• [Dataset records]
— begin —

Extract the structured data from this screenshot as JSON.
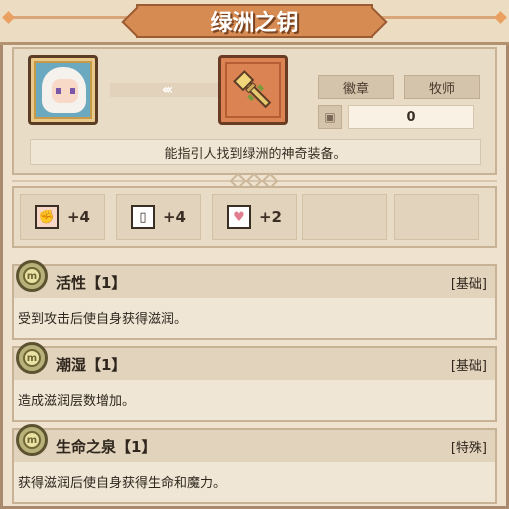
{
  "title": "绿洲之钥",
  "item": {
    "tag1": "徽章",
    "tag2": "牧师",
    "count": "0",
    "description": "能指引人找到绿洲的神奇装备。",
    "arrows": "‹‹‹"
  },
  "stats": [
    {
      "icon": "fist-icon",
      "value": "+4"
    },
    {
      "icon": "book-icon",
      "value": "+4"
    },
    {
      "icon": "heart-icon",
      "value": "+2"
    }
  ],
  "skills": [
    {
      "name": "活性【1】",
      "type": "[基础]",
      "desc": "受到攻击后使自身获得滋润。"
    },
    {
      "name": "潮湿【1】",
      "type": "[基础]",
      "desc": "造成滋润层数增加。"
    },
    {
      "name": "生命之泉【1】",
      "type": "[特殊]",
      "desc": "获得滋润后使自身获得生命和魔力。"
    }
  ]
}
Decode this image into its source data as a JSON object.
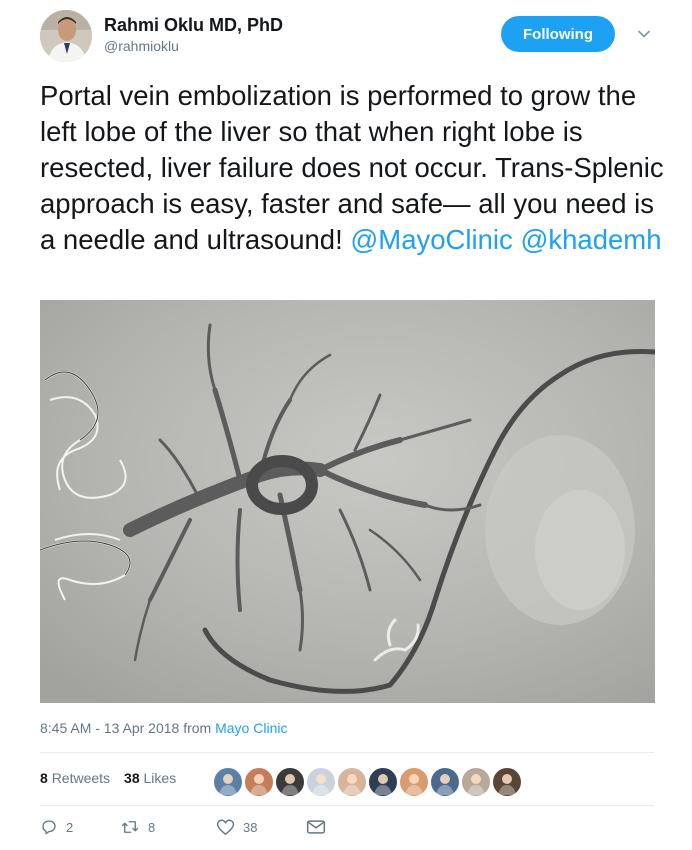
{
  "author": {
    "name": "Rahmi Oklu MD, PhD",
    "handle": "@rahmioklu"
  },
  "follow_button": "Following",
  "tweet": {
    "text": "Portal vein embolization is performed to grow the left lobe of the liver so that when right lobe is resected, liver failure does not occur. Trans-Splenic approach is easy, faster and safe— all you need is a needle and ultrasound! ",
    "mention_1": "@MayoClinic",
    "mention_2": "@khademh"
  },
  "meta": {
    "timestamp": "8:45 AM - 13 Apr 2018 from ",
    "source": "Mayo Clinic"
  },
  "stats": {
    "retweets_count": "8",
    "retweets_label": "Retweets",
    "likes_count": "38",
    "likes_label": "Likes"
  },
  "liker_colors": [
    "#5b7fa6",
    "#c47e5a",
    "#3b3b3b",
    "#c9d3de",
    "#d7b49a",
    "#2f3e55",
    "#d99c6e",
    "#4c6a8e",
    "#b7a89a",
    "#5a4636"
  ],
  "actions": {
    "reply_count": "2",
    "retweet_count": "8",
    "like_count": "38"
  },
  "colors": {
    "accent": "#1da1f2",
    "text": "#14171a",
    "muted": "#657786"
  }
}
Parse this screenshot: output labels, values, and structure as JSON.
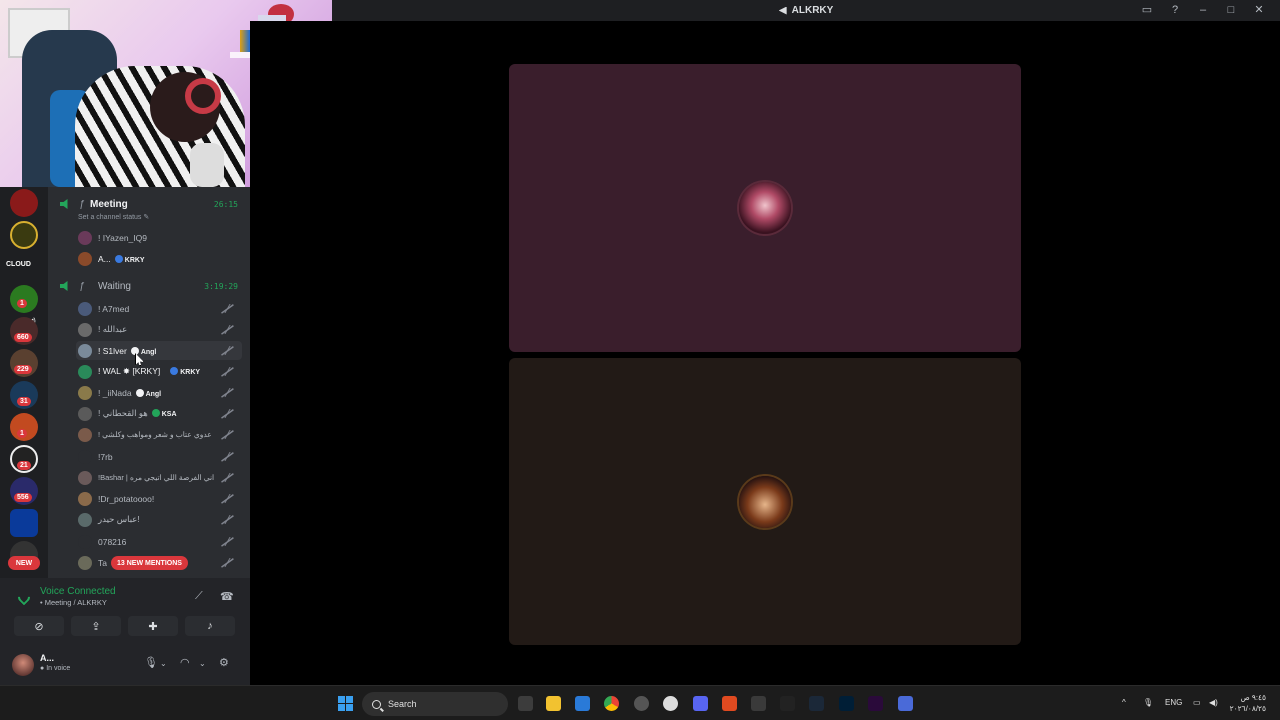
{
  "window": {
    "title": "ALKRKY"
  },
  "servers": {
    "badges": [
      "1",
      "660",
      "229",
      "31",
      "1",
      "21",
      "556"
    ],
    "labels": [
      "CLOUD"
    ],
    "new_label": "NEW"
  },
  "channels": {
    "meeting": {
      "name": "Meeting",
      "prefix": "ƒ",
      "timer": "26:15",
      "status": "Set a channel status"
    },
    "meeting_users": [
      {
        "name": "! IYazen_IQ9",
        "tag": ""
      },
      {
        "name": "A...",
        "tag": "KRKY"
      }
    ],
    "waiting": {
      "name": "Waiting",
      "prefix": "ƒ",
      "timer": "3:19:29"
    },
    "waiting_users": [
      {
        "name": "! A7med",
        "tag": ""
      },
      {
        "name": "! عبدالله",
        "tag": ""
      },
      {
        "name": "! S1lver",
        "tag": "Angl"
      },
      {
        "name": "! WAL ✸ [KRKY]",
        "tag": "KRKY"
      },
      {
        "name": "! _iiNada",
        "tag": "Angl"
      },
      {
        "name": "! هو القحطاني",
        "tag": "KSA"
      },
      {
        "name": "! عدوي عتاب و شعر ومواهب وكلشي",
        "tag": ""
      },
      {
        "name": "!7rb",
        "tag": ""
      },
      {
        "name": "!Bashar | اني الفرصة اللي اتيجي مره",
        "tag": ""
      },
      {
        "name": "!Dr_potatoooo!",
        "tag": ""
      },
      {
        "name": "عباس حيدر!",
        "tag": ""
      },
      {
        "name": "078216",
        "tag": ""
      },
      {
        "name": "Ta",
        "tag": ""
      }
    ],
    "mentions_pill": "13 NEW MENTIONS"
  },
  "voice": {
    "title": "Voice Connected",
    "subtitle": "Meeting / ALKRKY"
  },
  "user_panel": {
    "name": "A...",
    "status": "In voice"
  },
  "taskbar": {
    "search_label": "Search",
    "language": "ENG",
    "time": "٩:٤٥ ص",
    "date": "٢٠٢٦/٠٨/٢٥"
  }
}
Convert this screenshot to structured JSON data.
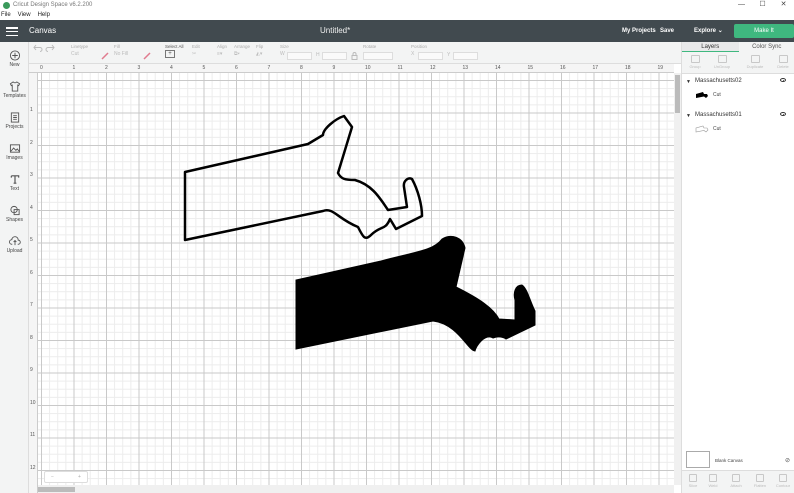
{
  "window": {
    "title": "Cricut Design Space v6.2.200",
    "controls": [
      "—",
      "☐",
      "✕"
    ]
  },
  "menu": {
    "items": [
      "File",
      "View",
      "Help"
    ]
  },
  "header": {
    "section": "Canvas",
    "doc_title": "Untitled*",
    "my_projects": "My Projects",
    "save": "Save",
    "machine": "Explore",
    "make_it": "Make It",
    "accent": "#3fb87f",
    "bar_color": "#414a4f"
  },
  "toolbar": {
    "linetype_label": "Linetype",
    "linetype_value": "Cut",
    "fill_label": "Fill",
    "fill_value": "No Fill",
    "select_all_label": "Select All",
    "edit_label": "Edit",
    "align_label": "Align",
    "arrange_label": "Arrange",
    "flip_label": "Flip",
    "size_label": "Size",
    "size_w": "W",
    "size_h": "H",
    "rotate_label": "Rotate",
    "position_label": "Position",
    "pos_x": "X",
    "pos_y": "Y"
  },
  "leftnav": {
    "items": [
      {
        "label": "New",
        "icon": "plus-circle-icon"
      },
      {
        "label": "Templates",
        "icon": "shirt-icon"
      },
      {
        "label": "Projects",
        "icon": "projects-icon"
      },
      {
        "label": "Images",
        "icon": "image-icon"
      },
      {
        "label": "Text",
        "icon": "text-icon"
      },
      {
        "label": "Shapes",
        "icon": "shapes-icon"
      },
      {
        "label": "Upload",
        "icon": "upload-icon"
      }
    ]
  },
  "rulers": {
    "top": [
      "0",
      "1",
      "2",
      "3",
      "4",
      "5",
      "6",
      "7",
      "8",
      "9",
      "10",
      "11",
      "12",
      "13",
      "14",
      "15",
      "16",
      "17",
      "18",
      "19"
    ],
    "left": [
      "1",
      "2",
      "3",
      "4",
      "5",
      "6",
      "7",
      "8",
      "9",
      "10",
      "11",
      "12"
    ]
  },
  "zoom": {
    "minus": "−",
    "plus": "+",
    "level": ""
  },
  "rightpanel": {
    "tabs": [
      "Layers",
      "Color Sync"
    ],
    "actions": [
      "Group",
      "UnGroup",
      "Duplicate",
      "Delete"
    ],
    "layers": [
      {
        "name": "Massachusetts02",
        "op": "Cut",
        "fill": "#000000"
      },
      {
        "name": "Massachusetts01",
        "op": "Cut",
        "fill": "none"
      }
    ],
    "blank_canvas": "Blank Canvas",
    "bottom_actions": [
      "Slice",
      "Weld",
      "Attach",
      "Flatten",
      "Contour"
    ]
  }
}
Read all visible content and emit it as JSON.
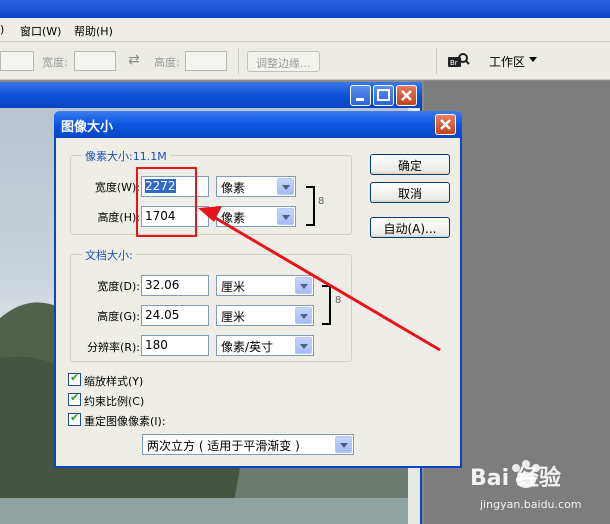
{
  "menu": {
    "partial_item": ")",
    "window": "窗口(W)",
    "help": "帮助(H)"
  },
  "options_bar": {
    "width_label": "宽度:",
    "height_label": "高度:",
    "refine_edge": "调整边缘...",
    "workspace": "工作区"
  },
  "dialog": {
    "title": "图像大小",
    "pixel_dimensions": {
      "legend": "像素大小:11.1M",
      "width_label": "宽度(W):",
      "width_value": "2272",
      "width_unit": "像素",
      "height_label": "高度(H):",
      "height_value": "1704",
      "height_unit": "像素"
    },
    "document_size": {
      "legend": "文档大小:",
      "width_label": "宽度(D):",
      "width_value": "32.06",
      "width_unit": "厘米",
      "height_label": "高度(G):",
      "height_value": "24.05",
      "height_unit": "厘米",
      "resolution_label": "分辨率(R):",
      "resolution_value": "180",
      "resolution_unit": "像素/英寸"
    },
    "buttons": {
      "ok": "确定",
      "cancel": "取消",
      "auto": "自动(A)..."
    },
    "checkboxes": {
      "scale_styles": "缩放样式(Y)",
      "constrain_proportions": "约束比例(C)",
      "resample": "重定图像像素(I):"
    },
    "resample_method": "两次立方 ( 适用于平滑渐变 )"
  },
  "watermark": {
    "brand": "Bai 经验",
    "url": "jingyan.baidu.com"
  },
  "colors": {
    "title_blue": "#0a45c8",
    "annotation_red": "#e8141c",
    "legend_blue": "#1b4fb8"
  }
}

— end —

• [EXERCISE AIM] Of all the lines above, how many contain "from"? Give the number and nothing more.

• [RESPONSE FOR THIS EXERCISE] 2